[Dataset rows about figures]

▼▼▼

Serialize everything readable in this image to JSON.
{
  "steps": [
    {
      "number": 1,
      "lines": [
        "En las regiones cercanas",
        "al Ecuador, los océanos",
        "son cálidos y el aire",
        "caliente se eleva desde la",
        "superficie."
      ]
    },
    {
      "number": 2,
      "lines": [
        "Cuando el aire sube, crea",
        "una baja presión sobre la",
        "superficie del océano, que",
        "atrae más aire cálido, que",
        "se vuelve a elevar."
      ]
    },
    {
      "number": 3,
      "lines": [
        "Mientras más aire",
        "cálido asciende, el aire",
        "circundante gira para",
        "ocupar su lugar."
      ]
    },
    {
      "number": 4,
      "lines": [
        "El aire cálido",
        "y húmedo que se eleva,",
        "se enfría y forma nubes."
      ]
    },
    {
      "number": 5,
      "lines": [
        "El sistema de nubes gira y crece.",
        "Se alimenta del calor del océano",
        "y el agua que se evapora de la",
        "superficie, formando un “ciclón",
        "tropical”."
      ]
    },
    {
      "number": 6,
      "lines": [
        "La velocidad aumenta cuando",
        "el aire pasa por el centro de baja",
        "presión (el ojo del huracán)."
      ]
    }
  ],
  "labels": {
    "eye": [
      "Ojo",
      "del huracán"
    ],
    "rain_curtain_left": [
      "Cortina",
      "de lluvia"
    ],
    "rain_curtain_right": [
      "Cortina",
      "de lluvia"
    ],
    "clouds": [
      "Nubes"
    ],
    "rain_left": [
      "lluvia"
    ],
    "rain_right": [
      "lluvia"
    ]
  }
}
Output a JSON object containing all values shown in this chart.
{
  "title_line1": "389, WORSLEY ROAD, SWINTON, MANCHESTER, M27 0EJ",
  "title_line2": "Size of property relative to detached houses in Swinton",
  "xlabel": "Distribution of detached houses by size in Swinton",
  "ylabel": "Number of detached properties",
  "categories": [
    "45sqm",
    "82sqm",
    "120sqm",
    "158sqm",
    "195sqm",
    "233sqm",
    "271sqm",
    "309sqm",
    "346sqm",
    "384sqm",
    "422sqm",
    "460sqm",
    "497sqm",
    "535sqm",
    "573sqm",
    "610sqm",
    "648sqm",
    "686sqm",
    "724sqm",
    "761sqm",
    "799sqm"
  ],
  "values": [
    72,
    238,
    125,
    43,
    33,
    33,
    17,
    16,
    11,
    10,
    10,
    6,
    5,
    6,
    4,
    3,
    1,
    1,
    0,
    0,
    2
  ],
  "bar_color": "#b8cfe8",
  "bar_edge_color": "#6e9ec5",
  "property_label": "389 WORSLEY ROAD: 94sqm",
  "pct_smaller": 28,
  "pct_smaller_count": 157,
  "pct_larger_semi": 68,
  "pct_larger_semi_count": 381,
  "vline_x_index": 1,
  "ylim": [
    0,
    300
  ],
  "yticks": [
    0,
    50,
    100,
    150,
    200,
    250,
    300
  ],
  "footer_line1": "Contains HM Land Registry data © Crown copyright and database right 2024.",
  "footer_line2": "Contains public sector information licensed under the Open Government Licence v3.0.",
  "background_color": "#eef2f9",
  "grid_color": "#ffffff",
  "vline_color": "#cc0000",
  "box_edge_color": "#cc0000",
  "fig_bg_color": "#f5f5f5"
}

▲▲▲

• Brief: What is the number of lines in the data holding the word "houses"? Reply with that number only.

• Problem solution: 2